*Required task:*
Reproduce verbatim the passage of the podcast interview below, beginning at the words "Tim Batt and" and stopping after "a year—plain insane?".

*Text provided:*
####################
The Worst Idea Of All Time: Watching Grown Ups 2 every week for a year
If you think that it’s too late to get into the podcast game at this juncture because “everybody has one now,” just remember that two unknowns from New Zealand only started their podcast a year ago. Since then, it’s received over 650,000 downloads, and all they had was The Worst Idea Of All Time. (Surely you could do better with even the second-worst idea of all time.)
Tim Batt and Guy Montgomery met in 2013 on the set of a New Zealand public access TV show where Montgomery would interview Batt as he improvised reviews of toilets he had used that week. The two got along well, but that friendship grew exponentially in 2014 after they decided to embark on a journey nobody asked for: Watching Grown Ups 2 every week for a year and recording a podcast of their weekly viewing.
For their 52nd and final viewing of Grown Ups 2, fans of the show crowdfunded Batt and Montgomery’s trip to Los Angeles, California, where a packed house had perhaps the most enjoyable screening of Grown Ups 2 in the film’s history. Was it all worth it? Are they sad it’s over? And if watching Grown Ups 2 was the worst idea of all time, then is season two—watching Sex And The City 2 every week for a year—plain insane?
The A.V. Club: You had an Indiegogo campaign that raised over $5,000 to get you to Los Angeles for the 52nd and final viewing of Grown Ups 2. How did it feel to get to watch it in a packed house and on the big screen for your last viewing?
####################
*Element box listing:*
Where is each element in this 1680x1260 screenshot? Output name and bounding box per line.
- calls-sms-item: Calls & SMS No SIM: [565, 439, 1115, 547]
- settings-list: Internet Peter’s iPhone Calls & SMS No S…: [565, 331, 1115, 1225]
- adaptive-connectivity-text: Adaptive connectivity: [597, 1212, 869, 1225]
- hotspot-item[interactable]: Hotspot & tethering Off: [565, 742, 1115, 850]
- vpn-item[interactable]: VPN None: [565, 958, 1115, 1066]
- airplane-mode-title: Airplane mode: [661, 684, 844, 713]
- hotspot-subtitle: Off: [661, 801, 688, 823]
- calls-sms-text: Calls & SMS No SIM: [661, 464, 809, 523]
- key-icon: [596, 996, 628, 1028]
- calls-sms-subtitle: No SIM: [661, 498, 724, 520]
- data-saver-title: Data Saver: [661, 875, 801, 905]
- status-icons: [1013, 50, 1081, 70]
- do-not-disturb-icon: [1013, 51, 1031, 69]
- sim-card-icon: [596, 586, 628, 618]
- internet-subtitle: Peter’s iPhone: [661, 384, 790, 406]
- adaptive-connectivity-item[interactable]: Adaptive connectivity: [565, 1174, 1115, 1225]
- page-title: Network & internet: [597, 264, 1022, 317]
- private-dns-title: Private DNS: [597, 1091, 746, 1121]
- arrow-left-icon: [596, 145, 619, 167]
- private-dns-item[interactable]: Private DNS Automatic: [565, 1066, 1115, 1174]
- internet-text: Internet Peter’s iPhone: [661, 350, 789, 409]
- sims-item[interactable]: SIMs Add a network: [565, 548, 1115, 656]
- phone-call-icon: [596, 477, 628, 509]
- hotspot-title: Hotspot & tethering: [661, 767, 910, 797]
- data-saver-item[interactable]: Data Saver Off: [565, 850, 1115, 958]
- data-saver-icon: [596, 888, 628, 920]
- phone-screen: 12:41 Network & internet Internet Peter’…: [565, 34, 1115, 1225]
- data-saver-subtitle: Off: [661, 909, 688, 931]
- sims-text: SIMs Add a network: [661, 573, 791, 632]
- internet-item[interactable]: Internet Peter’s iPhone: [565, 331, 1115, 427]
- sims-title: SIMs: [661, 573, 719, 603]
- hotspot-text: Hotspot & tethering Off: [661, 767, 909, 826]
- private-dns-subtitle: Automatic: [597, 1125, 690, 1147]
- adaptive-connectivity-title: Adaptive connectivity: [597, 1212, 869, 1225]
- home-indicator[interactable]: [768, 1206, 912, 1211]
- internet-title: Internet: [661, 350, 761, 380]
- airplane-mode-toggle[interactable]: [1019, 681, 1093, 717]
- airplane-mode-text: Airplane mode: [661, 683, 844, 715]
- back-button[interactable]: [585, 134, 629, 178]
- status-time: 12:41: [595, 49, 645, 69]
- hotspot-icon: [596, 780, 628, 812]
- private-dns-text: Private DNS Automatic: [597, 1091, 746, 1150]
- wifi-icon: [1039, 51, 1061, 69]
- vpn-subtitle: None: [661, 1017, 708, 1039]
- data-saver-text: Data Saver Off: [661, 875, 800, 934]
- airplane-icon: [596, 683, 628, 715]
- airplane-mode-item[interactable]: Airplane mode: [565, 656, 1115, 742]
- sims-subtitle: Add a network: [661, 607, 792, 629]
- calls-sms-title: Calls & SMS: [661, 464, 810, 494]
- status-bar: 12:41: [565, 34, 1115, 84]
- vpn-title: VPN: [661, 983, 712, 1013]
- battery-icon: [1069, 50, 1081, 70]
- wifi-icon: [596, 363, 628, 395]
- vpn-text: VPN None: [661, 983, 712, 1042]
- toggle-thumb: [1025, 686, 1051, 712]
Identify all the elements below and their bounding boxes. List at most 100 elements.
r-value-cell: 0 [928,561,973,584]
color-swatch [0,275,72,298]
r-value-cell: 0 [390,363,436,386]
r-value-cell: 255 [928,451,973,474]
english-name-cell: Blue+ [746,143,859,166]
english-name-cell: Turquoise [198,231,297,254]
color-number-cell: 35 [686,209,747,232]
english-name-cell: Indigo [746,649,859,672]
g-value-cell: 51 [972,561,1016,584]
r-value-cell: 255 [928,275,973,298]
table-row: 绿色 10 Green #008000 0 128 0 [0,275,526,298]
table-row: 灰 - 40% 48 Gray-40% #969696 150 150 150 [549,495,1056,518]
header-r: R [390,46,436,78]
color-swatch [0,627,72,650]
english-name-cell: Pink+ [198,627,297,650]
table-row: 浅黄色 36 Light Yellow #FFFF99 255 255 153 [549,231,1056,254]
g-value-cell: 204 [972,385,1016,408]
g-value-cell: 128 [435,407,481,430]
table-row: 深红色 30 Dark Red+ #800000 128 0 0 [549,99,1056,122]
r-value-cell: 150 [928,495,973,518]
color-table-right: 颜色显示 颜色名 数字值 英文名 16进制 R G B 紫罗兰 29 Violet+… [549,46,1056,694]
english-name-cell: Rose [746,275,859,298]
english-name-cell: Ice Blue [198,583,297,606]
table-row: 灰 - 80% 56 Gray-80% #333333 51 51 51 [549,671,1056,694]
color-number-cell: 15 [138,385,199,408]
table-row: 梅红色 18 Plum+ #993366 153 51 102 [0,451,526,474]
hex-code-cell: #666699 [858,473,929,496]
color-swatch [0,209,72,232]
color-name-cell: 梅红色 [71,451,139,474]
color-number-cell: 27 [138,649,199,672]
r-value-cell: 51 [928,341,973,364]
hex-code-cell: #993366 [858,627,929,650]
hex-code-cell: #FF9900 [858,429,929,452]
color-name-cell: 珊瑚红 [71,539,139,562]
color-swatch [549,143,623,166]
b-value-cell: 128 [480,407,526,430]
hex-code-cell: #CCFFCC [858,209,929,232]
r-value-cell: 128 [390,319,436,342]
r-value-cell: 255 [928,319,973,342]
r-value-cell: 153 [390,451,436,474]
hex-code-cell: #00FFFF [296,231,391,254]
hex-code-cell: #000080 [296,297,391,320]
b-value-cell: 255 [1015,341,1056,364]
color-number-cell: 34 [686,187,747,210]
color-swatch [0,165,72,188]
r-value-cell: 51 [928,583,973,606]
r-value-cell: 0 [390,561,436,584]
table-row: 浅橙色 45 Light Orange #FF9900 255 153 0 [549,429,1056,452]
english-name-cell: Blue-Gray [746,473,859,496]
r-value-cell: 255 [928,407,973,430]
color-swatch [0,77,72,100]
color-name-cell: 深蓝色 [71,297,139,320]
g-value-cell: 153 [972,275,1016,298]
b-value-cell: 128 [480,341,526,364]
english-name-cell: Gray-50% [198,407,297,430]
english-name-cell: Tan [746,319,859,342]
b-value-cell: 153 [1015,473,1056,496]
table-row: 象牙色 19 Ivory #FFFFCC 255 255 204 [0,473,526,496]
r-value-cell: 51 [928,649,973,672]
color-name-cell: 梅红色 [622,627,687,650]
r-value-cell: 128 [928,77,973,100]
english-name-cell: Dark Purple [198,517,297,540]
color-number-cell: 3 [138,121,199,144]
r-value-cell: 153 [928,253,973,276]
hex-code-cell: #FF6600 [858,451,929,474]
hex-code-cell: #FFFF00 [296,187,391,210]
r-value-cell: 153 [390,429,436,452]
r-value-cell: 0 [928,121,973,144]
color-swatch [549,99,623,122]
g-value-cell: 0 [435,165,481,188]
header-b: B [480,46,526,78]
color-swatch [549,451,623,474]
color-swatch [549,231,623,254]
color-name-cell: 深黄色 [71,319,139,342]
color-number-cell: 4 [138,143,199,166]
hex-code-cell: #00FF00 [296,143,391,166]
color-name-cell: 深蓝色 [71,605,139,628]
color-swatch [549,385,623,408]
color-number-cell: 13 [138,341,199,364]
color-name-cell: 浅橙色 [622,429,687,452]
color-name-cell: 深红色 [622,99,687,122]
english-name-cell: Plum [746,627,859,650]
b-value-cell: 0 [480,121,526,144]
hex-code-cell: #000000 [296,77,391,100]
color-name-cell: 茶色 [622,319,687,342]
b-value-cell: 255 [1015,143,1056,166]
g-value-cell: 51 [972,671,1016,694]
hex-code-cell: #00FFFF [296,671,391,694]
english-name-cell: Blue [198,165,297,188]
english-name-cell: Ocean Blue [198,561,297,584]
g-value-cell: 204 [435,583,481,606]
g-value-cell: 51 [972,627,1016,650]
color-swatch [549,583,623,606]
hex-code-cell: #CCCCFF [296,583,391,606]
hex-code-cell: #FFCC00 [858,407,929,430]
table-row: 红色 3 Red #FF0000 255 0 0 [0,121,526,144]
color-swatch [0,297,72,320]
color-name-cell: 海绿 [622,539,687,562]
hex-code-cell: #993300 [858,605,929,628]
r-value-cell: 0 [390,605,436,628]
####################
*Exercise response:*
Tim Batt and Guy Montgomery met in 2013 on the set of a New Zealand public access TV show where Montgomery would interview Batt as he improvised reviews of toilets he had used that week. The two got along well, but that friendship grew exponentially in 2014 after they decided to embark on a journey nobody asked for: Watching Grown Ups 2 every week for a year and recording a podcast of their weekly viewing.
For their 52nd and final viewing of Grown Ups 2, fans of the show crowdfunded Batt and Montgomery’s trip to Los Angeles, California, where a packed house had perhaps the most enjoyable screening of Grown Ups 2 in the film’s history. Was it all worth it? Are they sad it’s over? And if watching Grown Ups 2 was the worst idea of all time, then is season two—watching Sex And The City 2 every week for a year—plain insane?